__Directive__.
Reproduce the entries word for word, and omit any picture you find in them.

__Extracted records__.

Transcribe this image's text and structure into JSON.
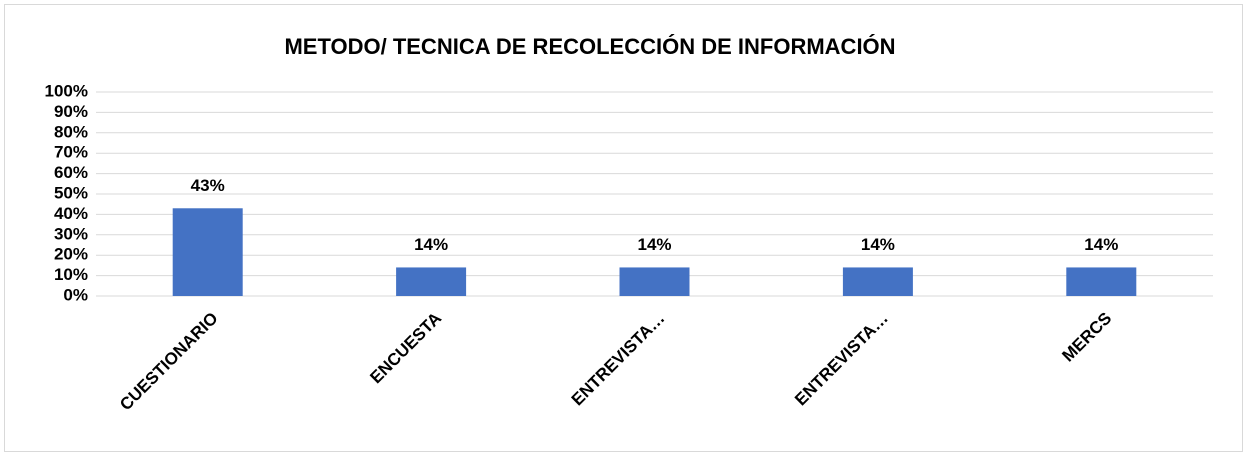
{
  "chart_data": {
    "type": "bar",
    "title": "METODO/ TECNICA DE RECOLECCIÓN DE INFORMACIÓN",
    "categories": [
      "CUESTIONARIO",
      "ENCUESTA",
      "ENTREVISTA…",
      "ENTREVISTA…",
      "MERCS"
    ],
    "values": [
      43,
      14,
      14,
      14,
      14
    ],
    "value_labels": [
      "43%",
      "14%",
      "14%",
      "14%",
      "14%"
    ],
    "color": "#4472c4",
    "ylim": [
      0,
      100
    ],
    "yticks": [
      {
        "value": 0,
        "label": "0%"
      },
      {
        "value": 10,
        "label": "10%"
      },
      {
        "value": 20,
        "label": "20%"
      },
      {
        "value": 30,
        "label": "30%"
      },
      {
        "value": 40,
        "label": "40%"
      },
      {
        "value": 50,
        "label": "50%"
      },
      {
        "value": 60,
        "label": "60%"
      },
      {
        "value": 70,
        "label": "70%"
      },
      {
        "value": 80,
        "label": "80%"
      },
      {
        "value": 90,
        "label": "90%"
      },
      {
        "value": 100,
        "label": "100%"
      }
    ],
    "grid": true
  }
}
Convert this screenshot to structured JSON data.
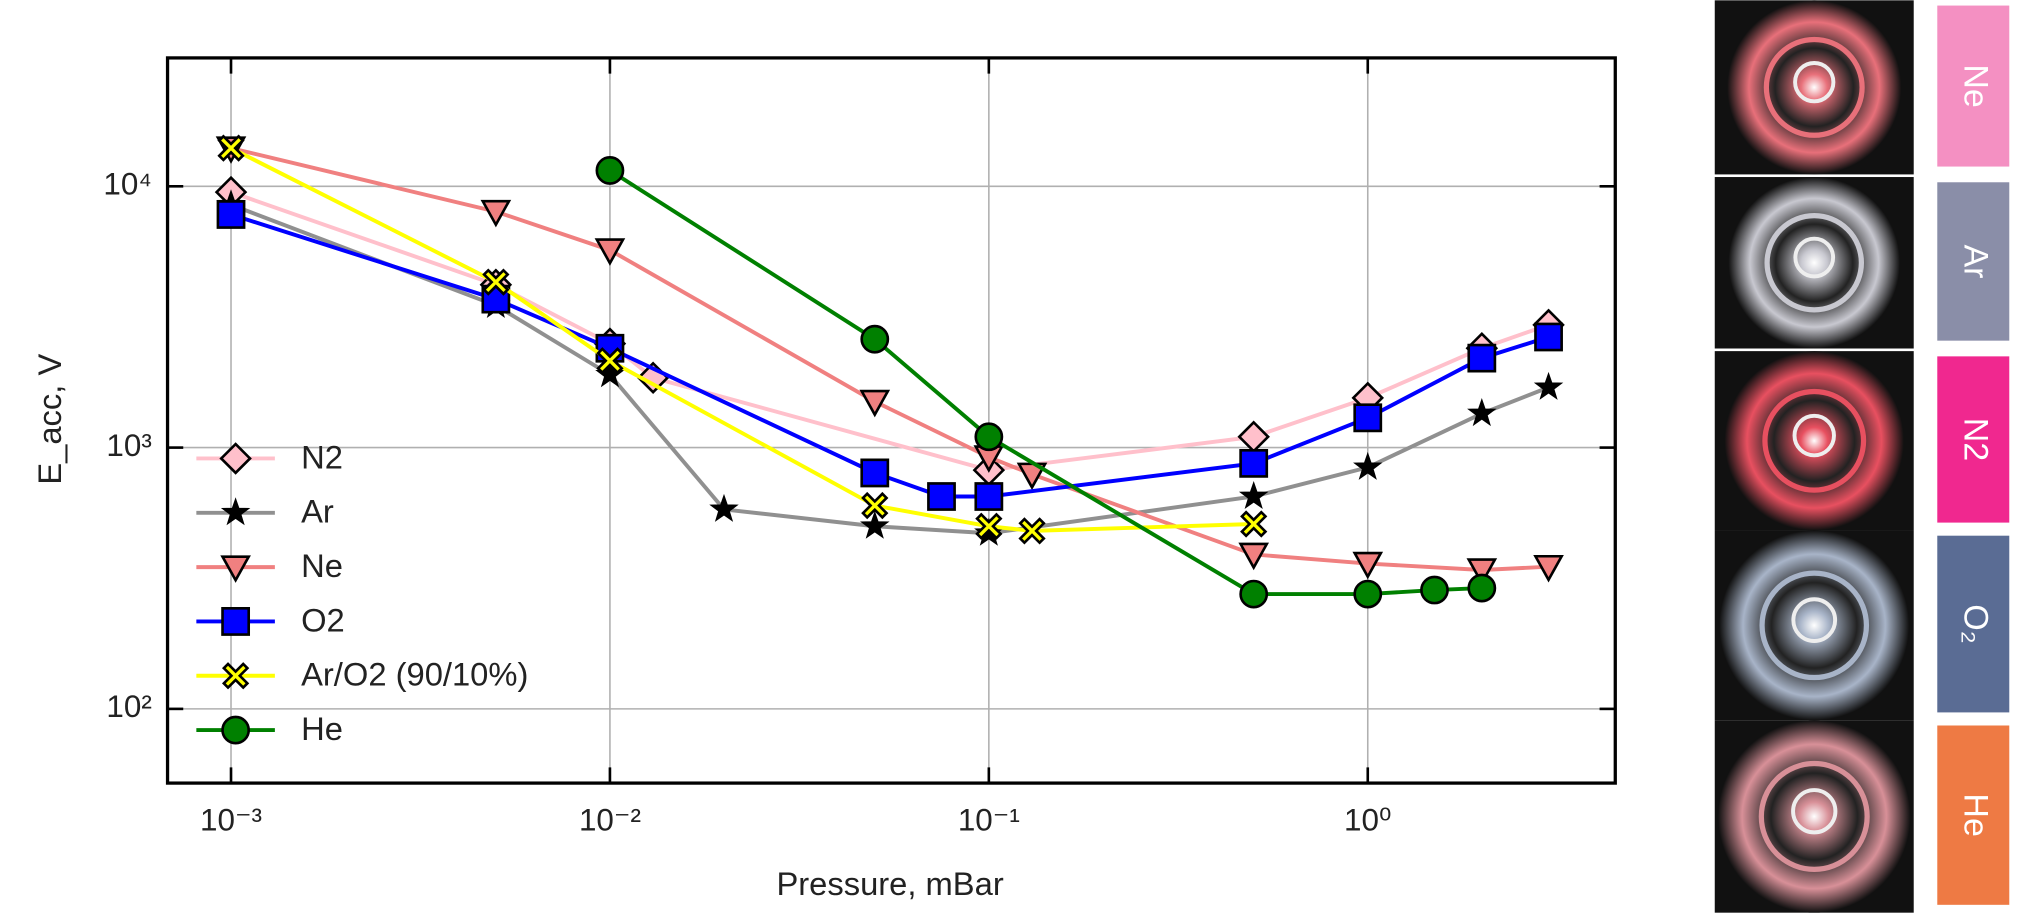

__Problem solution__.
Transcribe this image's text and structure into JSON.
{
  "chart_data": {
    "type": "bar",
    "title": "METODO/ TECNICA DE RECOLECCIÓN DE INFORMACIÓN",
    "categories": [
      "CUESTIONARIO",
      "ENCUESTA",
      "ENTREVISTA…",
      "ENTREVISTA…",
      "MERCS"
    ],
    "values": [
      43,
      14,
      14,
      14,
      14
    ],
    "value_labels": [
      "43%",
      "14%",
      "14%",
      "14%",
      "14%"
    ],
    "color": "#4472c4",
    "ylim": [
      0,
      100
    ],
    "yticks": [
      {
        "value": 0,
        "label": "0%"
      },
      {
        "value": 10,
        "label": "10%"
      },
      {
        "value": 20,
        "label": "20%"
      },
      {
        "value": 30,
        "label": "30%"
      },
      {
        "value": 40,
        "label": "40%"
      },
      {
        "value": 50,
        "label": "50%"
      },
      {
        "value": 60,
        "label": "60%"
      },
      {
        "value": 70,
        "label": "70%"
      },
      {
        "value": 80,
        "label": "80%"
      },
      {
        "value": 90,
        "label": "90%"
      },
      {
        "value": 100,
        "label": "100%"
      }
    ],
    "grid": true
  }
}
Convert this screenshot to structured JSON data.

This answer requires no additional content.